"""

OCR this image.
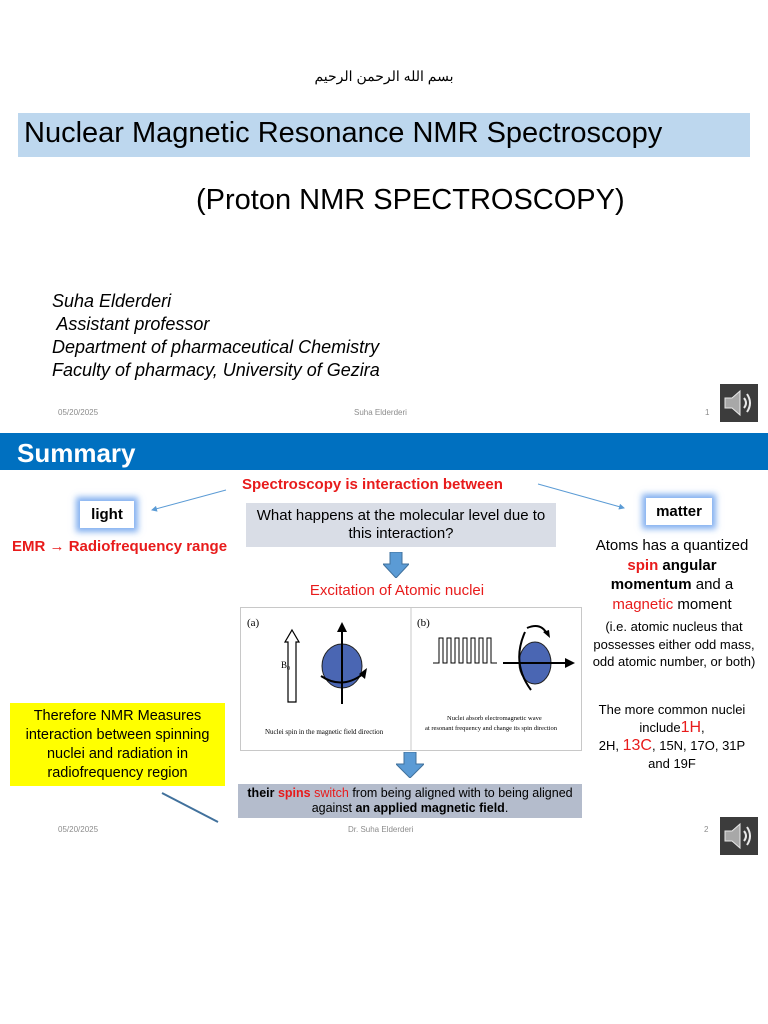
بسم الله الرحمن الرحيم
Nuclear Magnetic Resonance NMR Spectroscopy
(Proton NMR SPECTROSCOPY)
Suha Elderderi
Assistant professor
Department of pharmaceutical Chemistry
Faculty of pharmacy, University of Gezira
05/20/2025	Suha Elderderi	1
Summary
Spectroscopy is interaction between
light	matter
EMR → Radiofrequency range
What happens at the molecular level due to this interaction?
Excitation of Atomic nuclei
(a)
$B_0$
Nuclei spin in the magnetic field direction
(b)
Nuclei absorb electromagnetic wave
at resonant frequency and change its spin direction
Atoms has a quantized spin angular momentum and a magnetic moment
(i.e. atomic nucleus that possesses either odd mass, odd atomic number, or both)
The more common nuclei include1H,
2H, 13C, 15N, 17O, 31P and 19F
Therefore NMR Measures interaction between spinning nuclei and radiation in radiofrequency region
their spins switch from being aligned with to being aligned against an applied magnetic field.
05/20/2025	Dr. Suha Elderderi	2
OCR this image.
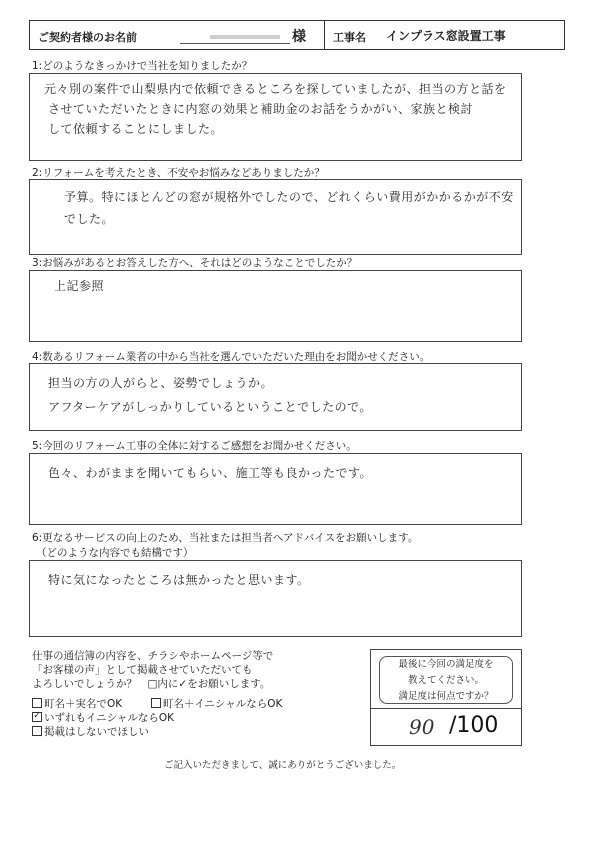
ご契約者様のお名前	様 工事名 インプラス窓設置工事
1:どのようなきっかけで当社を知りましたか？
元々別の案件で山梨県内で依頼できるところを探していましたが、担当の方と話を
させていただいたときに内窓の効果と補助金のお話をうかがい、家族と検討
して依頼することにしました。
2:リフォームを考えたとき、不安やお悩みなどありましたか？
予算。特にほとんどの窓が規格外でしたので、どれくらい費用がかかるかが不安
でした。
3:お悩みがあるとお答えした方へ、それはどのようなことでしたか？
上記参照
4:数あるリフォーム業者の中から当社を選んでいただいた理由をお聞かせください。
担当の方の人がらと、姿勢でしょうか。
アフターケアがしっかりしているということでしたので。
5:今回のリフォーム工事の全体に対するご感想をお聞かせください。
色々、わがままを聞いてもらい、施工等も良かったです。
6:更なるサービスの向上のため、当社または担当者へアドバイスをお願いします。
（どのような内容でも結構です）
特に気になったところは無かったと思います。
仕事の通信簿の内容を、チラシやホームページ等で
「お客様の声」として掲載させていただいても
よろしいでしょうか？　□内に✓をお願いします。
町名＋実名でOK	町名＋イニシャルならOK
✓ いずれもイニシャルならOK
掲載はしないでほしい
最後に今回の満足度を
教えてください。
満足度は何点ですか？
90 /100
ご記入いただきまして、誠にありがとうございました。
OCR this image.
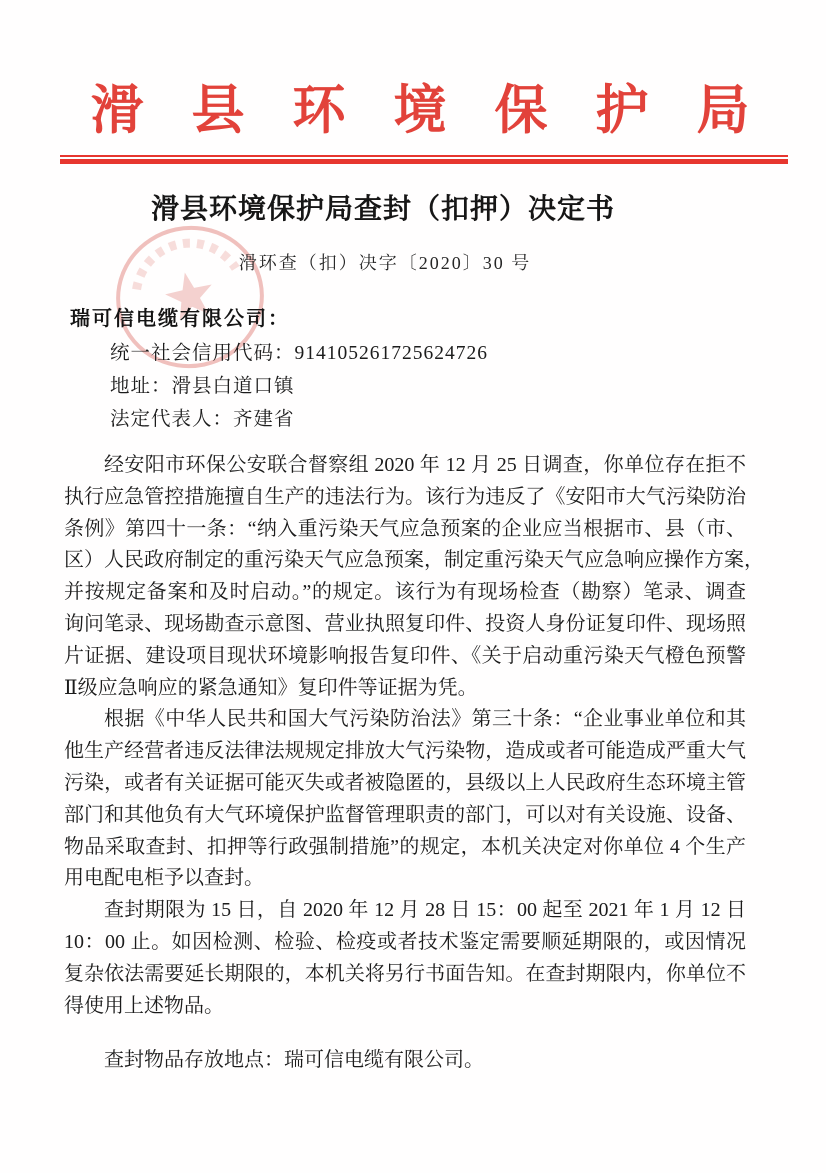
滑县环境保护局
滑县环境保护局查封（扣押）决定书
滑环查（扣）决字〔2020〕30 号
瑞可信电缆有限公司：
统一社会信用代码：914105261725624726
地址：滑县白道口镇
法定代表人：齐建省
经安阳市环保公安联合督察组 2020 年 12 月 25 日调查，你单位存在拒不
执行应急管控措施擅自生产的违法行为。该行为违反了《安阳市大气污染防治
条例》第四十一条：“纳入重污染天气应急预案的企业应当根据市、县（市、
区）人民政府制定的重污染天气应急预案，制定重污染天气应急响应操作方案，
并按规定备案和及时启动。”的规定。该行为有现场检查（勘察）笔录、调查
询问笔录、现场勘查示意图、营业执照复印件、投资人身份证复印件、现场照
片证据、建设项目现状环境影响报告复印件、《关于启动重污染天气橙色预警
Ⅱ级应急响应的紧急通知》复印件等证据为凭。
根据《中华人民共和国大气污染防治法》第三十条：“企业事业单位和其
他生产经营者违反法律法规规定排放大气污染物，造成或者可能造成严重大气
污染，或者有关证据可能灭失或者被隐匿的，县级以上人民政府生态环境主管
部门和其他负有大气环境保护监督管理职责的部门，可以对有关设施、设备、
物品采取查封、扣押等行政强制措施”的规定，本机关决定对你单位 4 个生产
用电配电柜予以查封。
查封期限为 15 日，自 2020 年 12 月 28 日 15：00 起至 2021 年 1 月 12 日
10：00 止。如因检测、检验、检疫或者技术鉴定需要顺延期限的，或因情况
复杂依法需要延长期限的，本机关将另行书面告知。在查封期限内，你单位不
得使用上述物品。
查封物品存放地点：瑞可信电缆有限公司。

"""

- THE TASK: Set down every record once more, word for word, without pictures.

- ANSWER IN FULL:
OCR this image.
بسم الله الرحمن الرحيم
Nuclear Magnetic Resonance NMR Spectroscopy
(Proton NMR SPECTROSCOPY)
Suha Elderderi
Assistant professor
Department of pharmaceutical Chemistry
Faculty of pharmacy, University of Gezira
05/20/2025	Suha Elderderi	1
Summary
Spectroscopy is interaction between
light	matter
EMR → Radiofrequency range
What happens at the molecular level due to this interaction?
Excitation of Atomic nuclei
(a)
$B_0$
Nuclei spin in the magnetic field direction
(b)
Nuclei absorb electromagnetic wave
at resonant frequency and change its spin direction
Atoms has a quantized spin angular momentum and a magnetic moment
(i.e. atomic nucleus that possesses either odd mass, odd atomic number, or both)
The more common nuclei include1H,
2H, 13C, 15N, 17O, 31P and 19F
Therefore NMR Measures interaction between spinning nuclei and radiation in radiofrequency region
their spins switch from being aligned with to being aligned against an applied magnetic field.
05/20/2025	Dr. Suha Elderderi	2
OCR this image.
ご契約者様のお名前	様 工事名 インプラス窓設置工事
1:どのようなきっかけで当社を知りましたか？
元々別の案件で山梨県内で依頼できるところを探していましたが、担当の方と話を
させていただいたときに内窓の効果と補助金のお話をうかがい、家族と検討
して依頼することにしました。
2:リフォームを考えたとき、不安やお悩みなどありましたか？
予算。特にほとんどの窓が規格外でしたので、どれくらい費用がかかるかが不安
でした。
3:お悩みがあるとお答えした方へ、それはどのようなことでしたか？
上記参照
4:数あるリフォーム業者の中から当社を選んでいただいた理由をお聞かせください。
担当の方の人がらと、姿勢でしょうか。
アフターケアがしっかりしているということでしたので。
5:今回のリフォーム工事の全体に対するご感想をお聞かせください。
色々、わがままを聞いてもらい、施工等も良かったです。
6:更なるサービスの向上のため、当社または担当者へアドバイスをお願いします。
（どのような内容でも結構です）
特に気になったところは無かったと思います。
仕事の通信簿の内容を、チラシやホームページ等で
「お客様の声」として掲載させていただいても
よろしいでしょうか？　□内に✓をお願いします。
町名＋実名でOK	町名＋イニシャルならOK
✓ いずれもイニシャルならOK
掲載はしないでほしい
最後に今回の満足度を
教えてください。
満足度は何点ですか？
90 /100
ご記入いただきまして、誠にありがとうございました。
OCR this image.
滑县环境保护局
滑县环境保护局查封（扣押）决定书
滑环查（扣）决字〔2020〕30 号
瑞可信电缆有限公司：
统一社会信用代码：914105261725624726
地址：滑县白道口镇
法定代表人：齐建省
经安阳市环保公安联合督察组 2020 年 12 月 25 日调查，你单位存在拒不
执行应急管控措施擅自生产的违法行为。该行为违反了《安阳市大气污染防治
条例》第四十一条：“纳入重污染天气应急预案的企业应当根据市、县（市、
区）人民政府制定的重污染天气应急预案，制定重污染天气应急响应操作方案，
并按规定备案和及时启动。”的规定。该行为有现场检查（勘察）笔录、调查
询问笔录、现场勘查示意图、营业执照复印件、投资人身份证复印件、现场照
片证据、建设项目现状环境影响报告复印件、《关于启动重污染天气橙色预警
Ⅱ级应急响应的紧急通知》复印件等证据为凭。
根据《中华人民共和国大气污染防治法》第三十条：“企业事业单位和其
他生产经营者违反法律法规规定排放大气污染物，造成或者可能造成严重大气
污染，或者有关证据可能灭失或者被隐匿的，县级以上人民政府生态环境主管
部门和其他负有大气环境保护监督管理职责的部门，可以对有关设施、设备、
物品采取查封、扣押等行政强制措施”的规定，本机关决定对你单位 4 个生产
用电配电柜予以查封。
查封期限为 15 日，自 2020 年 12 月 28 日 15：00 起至 2021 年 1 月 12 日
10：00 止。如因检测、检验、检疫或者技术鉴定需要顺延期限的，或因情况
复杂依法需要延长期限的，本机关将另行书面告知。在查封期限内，你单位不
得使用上述物品。
查封物品存放地点：瑞可信电缆有限公司。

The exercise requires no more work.